▸ **DO THIS**: Pick out and copy every line below that has the word "dealer".

⁂

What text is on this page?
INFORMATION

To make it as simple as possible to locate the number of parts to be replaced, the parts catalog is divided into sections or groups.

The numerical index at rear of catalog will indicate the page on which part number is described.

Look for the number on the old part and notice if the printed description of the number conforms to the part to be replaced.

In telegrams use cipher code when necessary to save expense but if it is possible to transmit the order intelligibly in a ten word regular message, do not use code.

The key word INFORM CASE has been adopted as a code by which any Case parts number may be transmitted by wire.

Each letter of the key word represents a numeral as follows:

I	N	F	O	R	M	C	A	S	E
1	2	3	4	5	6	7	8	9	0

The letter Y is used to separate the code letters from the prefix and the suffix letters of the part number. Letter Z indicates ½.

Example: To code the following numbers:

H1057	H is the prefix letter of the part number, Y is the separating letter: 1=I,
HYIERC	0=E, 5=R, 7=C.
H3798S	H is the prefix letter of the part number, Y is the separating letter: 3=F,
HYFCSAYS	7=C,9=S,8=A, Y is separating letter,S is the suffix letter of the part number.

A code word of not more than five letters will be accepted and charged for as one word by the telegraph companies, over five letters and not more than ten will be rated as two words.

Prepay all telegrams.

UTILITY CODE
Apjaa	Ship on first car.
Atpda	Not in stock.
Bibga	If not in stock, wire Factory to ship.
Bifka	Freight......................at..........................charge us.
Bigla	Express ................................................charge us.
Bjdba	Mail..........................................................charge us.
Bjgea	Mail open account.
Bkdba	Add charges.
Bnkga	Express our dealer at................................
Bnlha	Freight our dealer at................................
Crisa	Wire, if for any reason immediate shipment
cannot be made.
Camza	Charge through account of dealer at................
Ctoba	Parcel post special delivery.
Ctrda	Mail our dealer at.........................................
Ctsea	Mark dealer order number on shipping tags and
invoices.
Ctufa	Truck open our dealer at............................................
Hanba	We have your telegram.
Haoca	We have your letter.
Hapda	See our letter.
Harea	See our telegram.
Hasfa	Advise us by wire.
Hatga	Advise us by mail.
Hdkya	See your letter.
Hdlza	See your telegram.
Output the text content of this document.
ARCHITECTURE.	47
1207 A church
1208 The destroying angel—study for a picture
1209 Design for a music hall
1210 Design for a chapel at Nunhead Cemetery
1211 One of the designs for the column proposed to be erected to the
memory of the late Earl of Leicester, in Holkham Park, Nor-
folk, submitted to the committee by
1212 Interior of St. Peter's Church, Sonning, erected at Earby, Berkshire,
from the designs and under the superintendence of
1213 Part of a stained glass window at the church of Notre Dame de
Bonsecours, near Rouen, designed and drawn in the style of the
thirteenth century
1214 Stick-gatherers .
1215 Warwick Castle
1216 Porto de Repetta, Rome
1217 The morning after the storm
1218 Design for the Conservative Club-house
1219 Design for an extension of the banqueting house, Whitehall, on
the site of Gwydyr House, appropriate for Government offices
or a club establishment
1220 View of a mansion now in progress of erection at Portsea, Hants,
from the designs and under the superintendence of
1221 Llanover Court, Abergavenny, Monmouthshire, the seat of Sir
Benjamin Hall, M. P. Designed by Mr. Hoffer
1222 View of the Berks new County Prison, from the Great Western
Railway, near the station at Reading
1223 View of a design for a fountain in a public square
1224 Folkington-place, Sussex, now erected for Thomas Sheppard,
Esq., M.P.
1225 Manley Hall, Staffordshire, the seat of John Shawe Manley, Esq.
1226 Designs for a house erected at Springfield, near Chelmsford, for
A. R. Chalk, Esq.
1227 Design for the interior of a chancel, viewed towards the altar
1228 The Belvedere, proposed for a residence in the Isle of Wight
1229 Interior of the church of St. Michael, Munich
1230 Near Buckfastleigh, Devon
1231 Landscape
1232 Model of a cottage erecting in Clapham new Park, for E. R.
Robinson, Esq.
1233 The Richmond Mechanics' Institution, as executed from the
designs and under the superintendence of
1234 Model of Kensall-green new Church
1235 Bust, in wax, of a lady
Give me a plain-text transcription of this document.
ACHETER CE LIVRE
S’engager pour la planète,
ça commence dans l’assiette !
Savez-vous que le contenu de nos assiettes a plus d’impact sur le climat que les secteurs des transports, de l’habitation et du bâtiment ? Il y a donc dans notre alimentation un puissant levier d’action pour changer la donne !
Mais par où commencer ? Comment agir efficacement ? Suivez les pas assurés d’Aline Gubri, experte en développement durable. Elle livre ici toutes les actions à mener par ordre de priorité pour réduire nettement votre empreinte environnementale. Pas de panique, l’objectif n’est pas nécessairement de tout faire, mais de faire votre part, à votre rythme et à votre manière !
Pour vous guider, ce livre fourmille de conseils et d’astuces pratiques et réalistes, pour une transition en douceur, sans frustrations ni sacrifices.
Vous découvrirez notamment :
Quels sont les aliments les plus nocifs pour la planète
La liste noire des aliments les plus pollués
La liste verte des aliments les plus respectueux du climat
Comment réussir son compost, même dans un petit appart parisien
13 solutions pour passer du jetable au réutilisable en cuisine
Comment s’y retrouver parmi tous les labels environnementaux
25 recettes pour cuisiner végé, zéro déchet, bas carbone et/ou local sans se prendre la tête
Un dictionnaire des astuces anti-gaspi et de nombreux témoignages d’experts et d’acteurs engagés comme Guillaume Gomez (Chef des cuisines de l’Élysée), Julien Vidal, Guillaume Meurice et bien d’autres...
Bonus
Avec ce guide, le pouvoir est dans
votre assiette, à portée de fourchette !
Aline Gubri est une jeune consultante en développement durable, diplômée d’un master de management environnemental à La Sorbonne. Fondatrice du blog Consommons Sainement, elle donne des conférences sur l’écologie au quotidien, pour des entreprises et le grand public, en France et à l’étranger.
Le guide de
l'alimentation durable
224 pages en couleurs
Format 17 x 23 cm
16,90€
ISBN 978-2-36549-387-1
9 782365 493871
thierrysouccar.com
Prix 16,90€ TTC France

⁂

▸ **RESULT BELOW**:
Bnkga	Express our dealer at................................
Bnlha	Freight our dealer at................................
Camza	Charge through account of dealer at................
Ctrda	Mail our dealer at.........................................
Ctsea	Mark dealer order number on shipping tags and
Ctufa	Truck open our dealer at............................................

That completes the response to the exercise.